Spatial layout data
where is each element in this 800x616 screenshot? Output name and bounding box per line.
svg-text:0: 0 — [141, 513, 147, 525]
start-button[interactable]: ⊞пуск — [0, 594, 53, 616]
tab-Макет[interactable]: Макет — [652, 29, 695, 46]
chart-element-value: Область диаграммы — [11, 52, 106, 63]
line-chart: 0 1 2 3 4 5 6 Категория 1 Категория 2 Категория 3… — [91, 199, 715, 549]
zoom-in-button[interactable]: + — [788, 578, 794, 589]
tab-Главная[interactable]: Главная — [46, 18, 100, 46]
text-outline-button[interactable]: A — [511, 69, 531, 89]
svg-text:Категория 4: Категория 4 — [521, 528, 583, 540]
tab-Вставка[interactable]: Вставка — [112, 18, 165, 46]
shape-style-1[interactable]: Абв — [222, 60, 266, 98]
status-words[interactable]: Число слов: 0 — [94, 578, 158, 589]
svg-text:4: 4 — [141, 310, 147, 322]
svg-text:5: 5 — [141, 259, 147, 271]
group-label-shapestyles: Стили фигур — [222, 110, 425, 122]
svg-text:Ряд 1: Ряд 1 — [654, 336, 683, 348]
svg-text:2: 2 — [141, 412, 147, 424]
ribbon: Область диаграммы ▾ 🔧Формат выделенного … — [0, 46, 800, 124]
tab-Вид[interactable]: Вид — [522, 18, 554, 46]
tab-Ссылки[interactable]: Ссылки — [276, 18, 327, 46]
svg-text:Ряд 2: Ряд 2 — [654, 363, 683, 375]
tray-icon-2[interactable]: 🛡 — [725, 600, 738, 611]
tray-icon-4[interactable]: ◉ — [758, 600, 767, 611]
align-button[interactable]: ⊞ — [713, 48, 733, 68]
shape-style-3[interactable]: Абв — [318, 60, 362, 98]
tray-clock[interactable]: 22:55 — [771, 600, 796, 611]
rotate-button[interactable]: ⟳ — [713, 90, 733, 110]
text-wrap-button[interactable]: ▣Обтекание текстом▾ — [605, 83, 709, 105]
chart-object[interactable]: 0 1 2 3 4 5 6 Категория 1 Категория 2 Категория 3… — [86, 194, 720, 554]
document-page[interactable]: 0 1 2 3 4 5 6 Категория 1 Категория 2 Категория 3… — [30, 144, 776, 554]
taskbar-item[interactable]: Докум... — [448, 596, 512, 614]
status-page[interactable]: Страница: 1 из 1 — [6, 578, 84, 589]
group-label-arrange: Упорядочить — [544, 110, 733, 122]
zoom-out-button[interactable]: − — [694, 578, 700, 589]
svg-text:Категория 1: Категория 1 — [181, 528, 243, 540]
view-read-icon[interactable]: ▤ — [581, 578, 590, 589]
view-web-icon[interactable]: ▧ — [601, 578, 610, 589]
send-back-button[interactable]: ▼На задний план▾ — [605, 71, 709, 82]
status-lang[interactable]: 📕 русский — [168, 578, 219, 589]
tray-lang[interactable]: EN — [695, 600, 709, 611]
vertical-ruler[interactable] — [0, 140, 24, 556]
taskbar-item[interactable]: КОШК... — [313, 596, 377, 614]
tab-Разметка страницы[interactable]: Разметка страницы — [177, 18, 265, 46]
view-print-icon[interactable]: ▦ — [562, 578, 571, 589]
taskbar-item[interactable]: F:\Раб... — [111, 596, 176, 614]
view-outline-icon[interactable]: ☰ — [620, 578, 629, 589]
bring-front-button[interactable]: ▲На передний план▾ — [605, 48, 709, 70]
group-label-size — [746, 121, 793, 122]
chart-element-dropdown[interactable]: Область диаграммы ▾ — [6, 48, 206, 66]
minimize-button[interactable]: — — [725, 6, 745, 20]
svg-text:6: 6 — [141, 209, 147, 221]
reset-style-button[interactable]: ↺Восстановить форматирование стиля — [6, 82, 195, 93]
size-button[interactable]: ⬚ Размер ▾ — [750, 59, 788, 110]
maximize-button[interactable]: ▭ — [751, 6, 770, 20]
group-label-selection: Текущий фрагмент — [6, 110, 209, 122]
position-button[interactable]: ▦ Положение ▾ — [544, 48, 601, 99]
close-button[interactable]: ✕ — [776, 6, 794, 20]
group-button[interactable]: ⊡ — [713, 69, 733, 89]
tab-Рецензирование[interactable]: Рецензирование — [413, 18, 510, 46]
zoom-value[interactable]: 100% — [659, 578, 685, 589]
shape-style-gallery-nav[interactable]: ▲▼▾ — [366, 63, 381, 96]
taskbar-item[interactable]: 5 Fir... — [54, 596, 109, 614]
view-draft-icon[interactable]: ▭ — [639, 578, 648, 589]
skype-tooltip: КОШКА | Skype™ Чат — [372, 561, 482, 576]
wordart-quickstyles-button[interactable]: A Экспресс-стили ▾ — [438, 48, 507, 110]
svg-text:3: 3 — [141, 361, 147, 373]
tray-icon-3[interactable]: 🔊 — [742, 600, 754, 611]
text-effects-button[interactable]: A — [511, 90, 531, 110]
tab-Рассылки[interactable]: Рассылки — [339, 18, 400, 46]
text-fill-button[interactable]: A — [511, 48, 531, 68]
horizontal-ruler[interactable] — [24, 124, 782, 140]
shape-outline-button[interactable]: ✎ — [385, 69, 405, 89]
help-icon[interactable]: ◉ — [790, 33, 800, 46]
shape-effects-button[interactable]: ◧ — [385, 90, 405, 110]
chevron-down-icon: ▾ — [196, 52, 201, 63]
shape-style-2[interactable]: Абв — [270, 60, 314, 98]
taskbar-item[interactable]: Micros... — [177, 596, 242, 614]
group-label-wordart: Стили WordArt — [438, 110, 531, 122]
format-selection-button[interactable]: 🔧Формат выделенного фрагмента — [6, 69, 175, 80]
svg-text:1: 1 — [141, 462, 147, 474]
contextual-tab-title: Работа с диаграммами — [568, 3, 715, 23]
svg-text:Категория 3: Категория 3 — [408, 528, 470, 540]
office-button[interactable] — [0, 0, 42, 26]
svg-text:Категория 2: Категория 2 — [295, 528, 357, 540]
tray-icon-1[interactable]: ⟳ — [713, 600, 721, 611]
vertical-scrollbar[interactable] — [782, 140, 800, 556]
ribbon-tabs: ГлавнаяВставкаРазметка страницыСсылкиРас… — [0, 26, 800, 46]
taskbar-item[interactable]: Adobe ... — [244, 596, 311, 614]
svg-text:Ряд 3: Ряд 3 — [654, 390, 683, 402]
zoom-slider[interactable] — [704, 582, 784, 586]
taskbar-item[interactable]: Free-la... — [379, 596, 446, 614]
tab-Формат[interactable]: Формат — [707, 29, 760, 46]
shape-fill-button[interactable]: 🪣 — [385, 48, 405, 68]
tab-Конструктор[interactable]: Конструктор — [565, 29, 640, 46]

**Task prompt:** Give the lines from the start of the records through the line that contains "align-button[interactable]: ⊞ —" as a JSON list of strings, one string per line, with blank lines left out.

**Task response:**
[
  "where is each element in this 800x616 screenshot? Output name and bounding box per line.",
  "svg-text:0: 0 — [141, 513, 147, 525]",
  "start-button[interactable]: ⊞пуск — [0, 594, 53, 616]",
  "tab-Макет[interactable]: Макет — [652, 29, 695, 46]",
  "chart-element-value: Область диаграммы — [11, 52, 106, 63]",
  "line-chart: 0 1 2 3 4 5 6 Категория 1 Категория 2 Категория 3… — [91, 199, 715, 549]",
  "zoom-in-button[interactable]: + — [788, 578, 794, 589]",
  "tab-Главная[interactable]: Главная — [46, 18, 100, 46]",
  "text-outline-button[interactable]: A — [511, 69, 531, 89]",
  "svg-text:Категория 4: Категория 4 — [521, 528, 583, 540]",
  "tab-Вставка[interactable]: Вставка — [112, 18, 165, 46]",
  "shape-style-1[interactable]: Абв — [222, 60, 266, 98]",
  "status-words[interactable]: Число слов: 0 — [94, 578, 158, 589]",
  "svg-text:4: 4 — [141, 310, 147, 322]",
  "svg-text:5: 5 — [141, 259, 147, 271]",
  "group-label-shapestyles: Стили фигур — [222, 110, 425, 122]",
  "svg-text:Ряд 1: Ряд 1 — [654, 336, 683, 348]",
  "svg-text:2: 2 — [141, 412, 147, 424]",
  "ribbon: Область диаграммы ▾ 🔧Формат выделенного … — [0, 46, 800, 124]",
  "tab-Вид[interactable]: Вид — [522, 18, 554, 46]",
  "tab-Ссылки[interactable]: Ссылки — [276, 18, 327, 46]",
  "svg-text:Ряд 2: Ряд 2 — [654, 363, 683, 375]",
  "tray-icon-2[interactable]: 🛡 — [725, 600, 738, 611]",
  "tray-icon-4[interactable]: ◉ — [758, 600, 767, 611]",
  "align-button[interactable]: ⊞ — [713, 48, 733, 68]"
]